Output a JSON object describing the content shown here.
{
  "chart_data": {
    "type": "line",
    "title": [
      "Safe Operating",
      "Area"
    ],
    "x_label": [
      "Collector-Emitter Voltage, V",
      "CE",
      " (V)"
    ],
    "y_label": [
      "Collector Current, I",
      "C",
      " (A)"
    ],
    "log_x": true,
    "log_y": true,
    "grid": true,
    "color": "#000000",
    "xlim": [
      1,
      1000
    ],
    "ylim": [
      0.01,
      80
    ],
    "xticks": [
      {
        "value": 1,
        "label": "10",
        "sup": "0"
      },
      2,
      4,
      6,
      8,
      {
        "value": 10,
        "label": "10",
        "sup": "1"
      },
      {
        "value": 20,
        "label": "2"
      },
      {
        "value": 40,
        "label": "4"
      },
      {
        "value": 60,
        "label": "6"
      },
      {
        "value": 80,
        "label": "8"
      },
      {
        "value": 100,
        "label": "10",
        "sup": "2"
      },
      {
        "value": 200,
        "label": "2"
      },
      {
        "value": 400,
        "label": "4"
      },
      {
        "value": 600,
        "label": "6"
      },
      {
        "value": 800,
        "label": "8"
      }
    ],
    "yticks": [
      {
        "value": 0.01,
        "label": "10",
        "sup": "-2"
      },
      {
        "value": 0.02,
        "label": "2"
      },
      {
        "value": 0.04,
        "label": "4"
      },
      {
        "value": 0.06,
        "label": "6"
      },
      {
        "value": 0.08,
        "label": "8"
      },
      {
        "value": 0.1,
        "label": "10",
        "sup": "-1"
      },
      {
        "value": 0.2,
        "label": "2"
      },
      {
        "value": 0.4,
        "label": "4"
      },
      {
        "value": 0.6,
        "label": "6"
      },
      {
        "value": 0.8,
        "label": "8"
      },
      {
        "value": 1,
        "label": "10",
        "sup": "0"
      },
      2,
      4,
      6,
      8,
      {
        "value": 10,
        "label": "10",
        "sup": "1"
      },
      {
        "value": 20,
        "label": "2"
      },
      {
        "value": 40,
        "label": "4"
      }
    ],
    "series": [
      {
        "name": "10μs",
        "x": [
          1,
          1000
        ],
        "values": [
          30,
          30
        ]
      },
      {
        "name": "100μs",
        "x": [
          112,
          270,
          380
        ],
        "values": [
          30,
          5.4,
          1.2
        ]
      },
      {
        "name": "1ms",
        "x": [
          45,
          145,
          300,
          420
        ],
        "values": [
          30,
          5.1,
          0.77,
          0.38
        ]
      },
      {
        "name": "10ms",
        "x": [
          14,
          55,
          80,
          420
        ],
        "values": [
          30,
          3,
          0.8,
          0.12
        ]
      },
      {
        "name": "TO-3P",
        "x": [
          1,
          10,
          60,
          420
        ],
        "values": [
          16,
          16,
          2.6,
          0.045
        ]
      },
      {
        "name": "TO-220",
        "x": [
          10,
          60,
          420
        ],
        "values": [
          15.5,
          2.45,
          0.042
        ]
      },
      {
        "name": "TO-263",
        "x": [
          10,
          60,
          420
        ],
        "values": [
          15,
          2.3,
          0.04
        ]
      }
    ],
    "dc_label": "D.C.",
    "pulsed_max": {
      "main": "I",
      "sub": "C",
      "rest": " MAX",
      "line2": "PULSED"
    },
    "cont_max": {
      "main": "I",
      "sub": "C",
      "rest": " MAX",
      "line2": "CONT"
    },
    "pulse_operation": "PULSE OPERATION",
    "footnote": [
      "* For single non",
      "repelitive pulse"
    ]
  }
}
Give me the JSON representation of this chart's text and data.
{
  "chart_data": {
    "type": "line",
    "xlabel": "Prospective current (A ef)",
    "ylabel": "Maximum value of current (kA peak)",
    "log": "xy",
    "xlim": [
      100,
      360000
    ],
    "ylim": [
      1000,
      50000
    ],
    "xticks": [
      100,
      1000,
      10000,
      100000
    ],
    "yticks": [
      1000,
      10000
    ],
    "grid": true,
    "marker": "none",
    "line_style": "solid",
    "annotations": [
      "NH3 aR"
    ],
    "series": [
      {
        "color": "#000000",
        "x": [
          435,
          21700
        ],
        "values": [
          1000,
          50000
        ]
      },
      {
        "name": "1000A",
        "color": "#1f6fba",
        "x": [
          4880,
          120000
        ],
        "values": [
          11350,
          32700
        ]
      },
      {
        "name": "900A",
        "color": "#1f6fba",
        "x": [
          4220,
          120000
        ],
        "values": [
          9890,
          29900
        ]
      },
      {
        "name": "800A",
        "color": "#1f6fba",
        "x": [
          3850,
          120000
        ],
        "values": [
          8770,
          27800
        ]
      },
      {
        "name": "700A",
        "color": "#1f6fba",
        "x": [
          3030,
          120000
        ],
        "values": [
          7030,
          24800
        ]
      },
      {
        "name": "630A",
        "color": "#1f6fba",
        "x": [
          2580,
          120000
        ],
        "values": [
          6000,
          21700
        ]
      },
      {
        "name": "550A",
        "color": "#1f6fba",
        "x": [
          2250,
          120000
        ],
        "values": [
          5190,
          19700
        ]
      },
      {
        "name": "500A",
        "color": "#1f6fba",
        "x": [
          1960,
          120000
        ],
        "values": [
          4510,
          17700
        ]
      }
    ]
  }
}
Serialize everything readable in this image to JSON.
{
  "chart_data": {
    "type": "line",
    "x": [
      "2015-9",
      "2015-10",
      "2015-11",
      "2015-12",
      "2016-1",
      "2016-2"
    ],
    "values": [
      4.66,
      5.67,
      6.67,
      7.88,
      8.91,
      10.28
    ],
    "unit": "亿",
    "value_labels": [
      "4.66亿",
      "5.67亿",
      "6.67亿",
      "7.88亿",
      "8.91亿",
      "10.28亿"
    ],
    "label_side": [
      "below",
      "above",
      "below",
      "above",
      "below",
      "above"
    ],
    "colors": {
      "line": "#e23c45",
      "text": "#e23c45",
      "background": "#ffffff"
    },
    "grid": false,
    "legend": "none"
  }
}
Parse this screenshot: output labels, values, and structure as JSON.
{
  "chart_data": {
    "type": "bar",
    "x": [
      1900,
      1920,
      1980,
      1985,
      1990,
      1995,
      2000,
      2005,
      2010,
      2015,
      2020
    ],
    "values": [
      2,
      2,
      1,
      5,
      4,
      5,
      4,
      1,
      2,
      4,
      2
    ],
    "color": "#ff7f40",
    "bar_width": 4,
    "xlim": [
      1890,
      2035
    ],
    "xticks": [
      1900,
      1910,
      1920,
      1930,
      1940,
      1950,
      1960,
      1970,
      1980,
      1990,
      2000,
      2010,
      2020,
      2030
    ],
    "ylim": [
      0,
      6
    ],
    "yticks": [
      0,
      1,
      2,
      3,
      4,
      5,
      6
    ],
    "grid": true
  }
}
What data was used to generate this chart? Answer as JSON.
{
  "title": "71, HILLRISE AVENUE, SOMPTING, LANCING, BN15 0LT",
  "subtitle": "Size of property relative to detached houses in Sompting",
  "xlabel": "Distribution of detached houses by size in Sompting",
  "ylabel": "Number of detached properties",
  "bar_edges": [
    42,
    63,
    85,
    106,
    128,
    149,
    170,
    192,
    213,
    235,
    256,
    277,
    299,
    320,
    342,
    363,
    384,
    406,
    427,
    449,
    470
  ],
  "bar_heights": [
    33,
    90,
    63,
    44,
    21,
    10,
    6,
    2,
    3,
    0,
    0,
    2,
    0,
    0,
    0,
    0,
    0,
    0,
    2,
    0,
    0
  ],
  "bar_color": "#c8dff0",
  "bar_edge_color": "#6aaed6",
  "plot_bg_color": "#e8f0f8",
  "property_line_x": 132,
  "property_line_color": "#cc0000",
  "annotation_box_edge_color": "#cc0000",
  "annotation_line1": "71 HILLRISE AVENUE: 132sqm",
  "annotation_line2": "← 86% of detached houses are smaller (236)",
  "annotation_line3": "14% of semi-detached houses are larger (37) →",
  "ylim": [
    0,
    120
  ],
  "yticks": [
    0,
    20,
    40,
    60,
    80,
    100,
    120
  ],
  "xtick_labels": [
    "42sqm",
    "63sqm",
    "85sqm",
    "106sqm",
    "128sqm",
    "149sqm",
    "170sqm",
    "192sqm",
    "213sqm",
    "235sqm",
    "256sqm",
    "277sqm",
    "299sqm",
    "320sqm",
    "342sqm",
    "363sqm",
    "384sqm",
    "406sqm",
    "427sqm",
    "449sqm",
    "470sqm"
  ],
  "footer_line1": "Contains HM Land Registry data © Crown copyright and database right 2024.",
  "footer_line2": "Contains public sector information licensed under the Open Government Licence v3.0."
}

======

— WRITTEN PROBLEM —
Show the lines that mention the word "Collector".

— COMPLETE ANSWER —
      "Collector-Emitter Voltage, V",
      "Collector Current, I",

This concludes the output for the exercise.